Aim
Note each line that includes the word "icon". Copy those lines.

########################################

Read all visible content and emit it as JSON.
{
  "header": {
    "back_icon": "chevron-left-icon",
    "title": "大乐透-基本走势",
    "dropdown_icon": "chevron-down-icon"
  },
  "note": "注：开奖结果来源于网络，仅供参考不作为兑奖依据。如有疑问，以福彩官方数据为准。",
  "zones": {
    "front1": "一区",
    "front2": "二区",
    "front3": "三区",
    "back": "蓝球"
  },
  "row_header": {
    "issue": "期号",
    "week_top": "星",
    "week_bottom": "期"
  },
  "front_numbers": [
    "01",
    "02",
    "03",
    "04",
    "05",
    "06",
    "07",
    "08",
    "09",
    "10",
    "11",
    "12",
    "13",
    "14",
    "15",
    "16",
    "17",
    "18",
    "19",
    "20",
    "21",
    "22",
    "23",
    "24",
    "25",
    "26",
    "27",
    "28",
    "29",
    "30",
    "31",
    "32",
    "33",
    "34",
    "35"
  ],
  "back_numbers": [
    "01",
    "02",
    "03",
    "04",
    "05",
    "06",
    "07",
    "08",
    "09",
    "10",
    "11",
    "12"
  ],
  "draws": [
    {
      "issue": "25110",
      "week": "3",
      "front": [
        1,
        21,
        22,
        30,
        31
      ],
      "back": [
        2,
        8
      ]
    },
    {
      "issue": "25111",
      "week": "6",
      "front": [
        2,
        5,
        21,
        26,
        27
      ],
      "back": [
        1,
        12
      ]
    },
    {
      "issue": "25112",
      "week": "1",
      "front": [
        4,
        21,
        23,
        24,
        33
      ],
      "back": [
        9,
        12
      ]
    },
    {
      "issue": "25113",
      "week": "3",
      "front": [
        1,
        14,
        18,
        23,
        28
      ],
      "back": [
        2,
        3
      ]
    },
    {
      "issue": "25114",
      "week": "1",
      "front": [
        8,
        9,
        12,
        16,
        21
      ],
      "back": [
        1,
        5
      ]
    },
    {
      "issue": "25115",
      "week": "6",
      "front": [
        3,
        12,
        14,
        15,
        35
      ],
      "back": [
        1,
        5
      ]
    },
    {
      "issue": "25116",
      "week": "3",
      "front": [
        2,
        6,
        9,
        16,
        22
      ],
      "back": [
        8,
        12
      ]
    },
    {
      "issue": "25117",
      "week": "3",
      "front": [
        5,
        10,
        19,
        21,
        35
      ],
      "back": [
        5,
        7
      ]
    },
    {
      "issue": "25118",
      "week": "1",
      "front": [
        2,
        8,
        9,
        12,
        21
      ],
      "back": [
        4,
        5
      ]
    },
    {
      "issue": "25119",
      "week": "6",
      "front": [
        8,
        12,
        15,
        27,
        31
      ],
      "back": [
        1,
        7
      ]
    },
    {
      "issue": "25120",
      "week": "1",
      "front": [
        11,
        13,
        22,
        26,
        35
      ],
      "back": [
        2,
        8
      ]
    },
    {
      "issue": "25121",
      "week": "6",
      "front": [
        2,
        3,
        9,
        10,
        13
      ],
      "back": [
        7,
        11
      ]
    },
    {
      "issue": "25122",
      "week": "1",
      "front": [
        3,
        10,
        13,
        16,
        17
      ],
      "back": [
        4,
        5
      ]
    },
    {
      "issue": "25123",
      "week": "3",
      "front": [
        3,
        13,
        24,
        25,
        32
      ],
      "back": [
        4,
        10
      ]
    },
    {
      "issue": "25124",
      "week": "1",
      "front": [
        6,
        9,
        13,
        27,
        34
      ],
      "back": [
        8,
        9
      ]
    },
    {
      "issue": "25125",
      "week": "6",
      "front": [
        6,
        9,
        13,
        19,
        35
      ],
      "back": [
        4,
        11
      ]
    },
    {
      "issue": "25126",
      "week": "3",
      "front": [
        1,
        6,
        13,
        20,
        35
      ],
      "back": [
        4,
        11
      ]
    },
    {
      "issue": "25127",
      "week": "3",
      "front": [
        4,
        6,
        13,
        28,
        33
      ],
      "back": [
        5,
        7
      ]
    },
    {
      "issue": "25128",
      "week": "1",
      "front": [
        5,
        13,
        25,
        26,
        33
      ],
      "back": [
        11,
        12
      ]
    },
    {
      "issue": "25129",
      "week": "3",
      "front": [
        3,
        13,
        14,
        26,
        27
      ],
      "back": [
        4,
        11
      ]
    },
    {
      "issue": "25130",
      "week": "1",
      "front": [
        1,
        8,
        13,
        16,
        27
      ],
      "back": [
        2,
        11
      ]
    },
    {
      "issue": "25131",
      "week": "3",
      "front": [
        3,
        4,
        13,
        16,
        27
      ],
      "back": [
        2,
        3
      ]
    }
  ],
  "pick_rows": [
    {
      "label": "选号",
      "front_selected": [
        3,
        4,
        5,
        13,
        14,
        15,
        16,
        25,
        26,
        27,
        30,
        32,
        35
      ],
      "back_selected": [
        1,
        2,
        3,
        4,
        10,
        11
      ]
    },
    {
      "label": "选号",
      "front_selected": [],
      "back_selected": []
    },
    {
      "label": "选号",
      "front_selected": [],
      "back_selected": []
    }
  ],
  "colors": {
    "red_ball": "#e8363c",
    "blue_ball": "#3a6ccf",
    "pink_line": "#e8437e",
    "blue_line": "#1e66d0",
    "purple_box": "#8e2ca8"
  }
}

########################################

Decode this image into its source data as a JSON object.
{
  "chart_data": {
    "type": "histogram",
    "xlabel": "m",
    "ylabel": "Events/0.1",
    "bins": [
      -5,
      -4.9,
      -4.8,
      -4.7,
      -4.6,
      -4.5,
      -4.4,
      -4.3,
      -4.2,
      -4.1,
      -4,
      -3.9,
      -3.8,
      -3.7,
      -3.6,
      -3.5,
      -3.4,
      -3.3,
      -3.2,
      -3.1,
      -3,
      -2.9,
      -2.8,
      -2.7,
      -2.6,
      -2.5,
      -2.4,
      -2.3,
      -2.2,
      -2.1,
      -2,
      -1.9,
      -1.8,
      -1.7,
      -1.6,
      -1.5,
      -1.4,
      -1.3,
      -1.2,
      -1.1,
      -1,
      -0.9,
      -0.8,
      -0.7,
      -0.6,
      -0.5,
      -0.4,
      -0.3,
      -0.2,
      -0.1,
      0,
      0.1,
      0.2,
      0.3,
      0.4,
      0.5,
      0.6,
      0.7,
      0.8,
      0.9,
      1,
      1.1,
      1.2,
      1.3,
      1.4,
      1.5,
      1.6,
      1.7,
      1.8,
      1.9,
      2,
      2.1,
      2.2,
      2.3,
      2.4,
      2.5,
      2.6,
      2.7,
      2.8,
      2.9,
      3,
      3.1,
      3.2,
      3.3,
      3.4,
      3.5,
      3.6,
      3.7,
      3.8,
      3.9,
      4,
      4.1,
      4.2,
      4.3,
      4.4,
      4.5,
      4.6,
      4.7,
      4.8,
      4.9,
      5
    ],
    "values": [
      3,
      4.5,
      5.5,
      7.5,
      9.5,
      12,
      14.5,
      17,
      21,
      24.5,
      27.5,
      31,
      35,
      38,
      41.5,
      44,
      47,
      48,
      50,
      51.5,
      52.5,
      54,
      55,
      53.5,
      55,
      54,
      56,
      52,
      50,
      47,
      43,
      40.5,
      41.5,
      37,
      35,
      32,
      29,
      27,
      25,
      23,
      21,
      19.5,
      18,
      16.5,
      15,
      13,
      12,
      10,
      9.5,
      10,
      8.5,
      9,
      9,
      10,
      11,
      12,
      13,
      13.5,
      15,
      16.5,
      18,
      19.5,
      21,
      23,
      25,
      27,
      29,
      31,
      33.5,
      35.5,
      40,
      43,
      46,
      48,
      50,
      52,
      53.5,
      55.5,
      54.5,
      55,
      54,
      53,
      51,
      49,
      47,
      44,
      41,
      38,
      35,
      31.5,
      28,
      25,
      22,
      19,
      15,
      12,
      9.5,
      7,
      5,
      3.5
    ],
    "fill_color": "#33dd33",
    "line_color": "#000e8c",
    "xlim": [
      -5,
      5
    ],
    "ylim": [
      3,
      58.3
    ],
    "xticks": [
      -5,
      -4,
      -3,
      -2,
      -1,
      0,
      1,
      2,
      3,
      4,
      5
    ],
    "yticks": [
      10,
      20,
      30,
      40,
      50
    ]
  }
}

########################################

Written response
    "back_icon": "chevron-left-icon",
    "dropdown_icon": "chevron-down-icon"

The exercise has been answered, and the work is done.